(Extracted records)
====================

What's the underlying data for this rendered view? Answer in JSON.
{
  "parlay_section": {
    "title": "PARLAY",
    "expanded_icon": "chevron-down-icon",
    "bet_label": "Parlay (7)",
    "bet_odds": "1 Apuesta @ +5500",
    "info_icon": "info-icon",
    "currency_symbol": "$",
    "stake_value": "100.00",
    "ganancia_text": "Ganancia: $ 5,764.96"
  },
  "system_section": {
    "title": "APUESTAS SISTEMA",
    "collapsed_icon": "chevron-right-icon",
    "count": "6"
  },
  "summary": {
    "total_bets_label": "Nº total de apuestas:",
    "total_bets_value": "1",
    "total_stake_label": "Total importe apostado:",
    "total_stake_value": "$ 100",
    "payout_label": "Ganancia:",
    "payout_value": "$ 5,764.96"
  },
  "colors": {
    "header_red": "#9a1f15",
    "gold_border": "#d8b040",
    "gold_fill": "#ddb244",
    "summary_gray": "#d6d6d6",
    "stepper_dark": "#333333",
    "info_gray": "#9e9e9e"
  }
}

====================

Transcribe each entry exactly.

## TASK ANSWER
What's the underlying data for this rendered view? Answer in JSON.
{
  "parlay_section": {
    "title": "PARLAY",
    "expanded_icon": "chevron-down-icon",
    "bet_label": "Parlay (7)",
    "bet_odds": "1 Apuesta @ +5500",
    "info_icon": "info-icon",
    "currency_symbol": "$",
    "stake_value": "100.00",
    "ganancia_text": "Ganancia: $ 5,764.96"
  },
  "system_section": {
    "title": "APUESTAS SISTEMA",
    "collapsed_icon": "chevron-right-icon",
    "count": "6"
  },
  "summary": {
    "total_bets_label": "Nº total de apuestas:",
    "total_bets_value": "1",
    "total_stake_label": "Total importe apostado:",
    "total_stake_value": "$ 100",
    "payout_label": "Ganancia:",
    "payout_value": "$ 5,764.96"
  },
  "colors": {
    "header_red": "#9a1f15",
    "gold_border": "#d8b040",
    "gold_fill": "#ddb244",
    "summary_gray": "#d6d6d6",
    "stepper_dark": "#333333",
    "info_gray": "#9e9e9e"
  }
}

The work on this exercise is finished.